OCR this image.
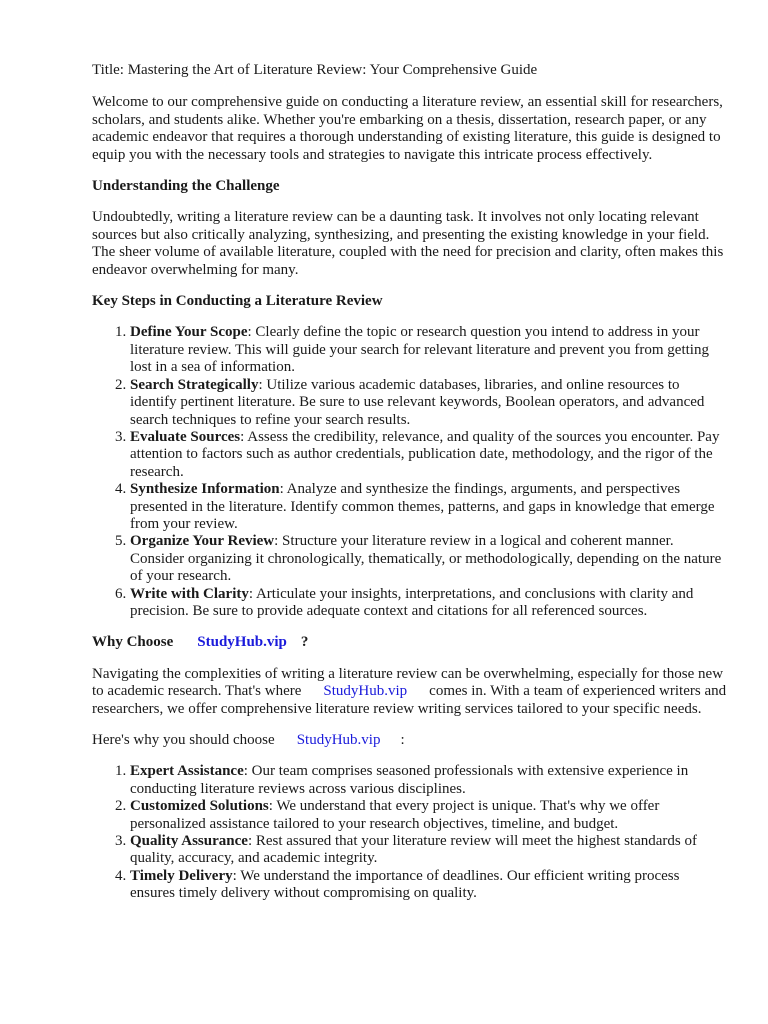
Title: Mastering the Art of Literature Review: Your Comprehensive Guide

Welcome to our comprehensive guide on conducting a literature review, an essential skill for researchers, scholars, and students alike. Whether you're embarking on a thesis, dissertation, research paper, or any academic endeavor that requires a thorough understanding of existing literature, this guide is designed to equip you with the necessary tools and strategies to navigate this intricate process effectively.

Understanding the Challenge

Undoubtedly, writing a literature review can be a daunting task. It involves not only locating relevant sources but also critically analyzing, synthesizing, and presenting the existing knowledge in your field. The sheer volume of available literature, coupled with the need for precision and clarity, often makes this endeavor overwhelming for many.

Key Steps in Conducting a Literature Review

1. Define Your Scope: Clearly define the topic or research question you intend to address in your literature review. This will guide your search for relevant literature and prevent you from getting lost in a sea of information.
2. Search Strategically: Utilize various academic databases, libraries, and online resources to identify pertinent literature. Be sure to use relevant keywords, Boolean operators, and advanced search techniques to refine your search results.
3. Evaluate Sources: Assess the credibility, relevance, and quality of the sources you encounter. Pay attention to factors such as author credentials, publication date, methodology, and the rigor of the research.
4. Synthesize Information: Analyze and synthesize the findings, arguments, and perspectives presented in the literature. Identify common themes, patterns, and gaps in knowledge that emerge from your review.
5. Organize Your Review: Structure your literature review in a logical and coherent manner. Consider organizing it chronologically, thematically, or methodologically, depending on the nature of your research.
6. Write with Clarity: Articulate your insights, interpretations, and conclusions with clarity and precision. Be sure to provide adequate context and citations for all referenced sources.

Why Choose StudyHub.vip ?

Navigating the complexities of writing a literature review can be overwhelming, especially for those new to academic research. That's where StudyHub.vip comes in. With a team of experienced writers and researchers, we offer comprehensive literature review writing services tailored to your specific needs.

Here's why you should choose StudyHub.vip :

1. Expert Assistance: Our team comprises seasoned professionals with extensive experience in conducting literature reviews across various disciplines.
2. Customized Solutions: We understand that every project is unique. That's why we offer personalized assistance tailored to your research objectives, timeline, and budget.
3. Quality Assurance: Rest assured that your literature review will meet the highest standards of quality, accuracy, and academic integrity.
4. Timely Delivery: We understand the importance of deadlines. Our efficient writing process ensures timely delivery without compromising on quality.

--------------------------------

> [Exercise task] Which lines above hold the word "team"? Copy each of them.

> [Result]
Navigating the complexities of writing a literature review can be overwhelming, especially for those new to academic research. That's where StudyHub.vip comes in. With a team of experienced writers and researchers, we offer comprehensive literature review writing services tailored to your specific needs.
1. Expert Assistance: Our team comprises seasoned professionals with extensive experience in conducting literature reviews across various disciplines.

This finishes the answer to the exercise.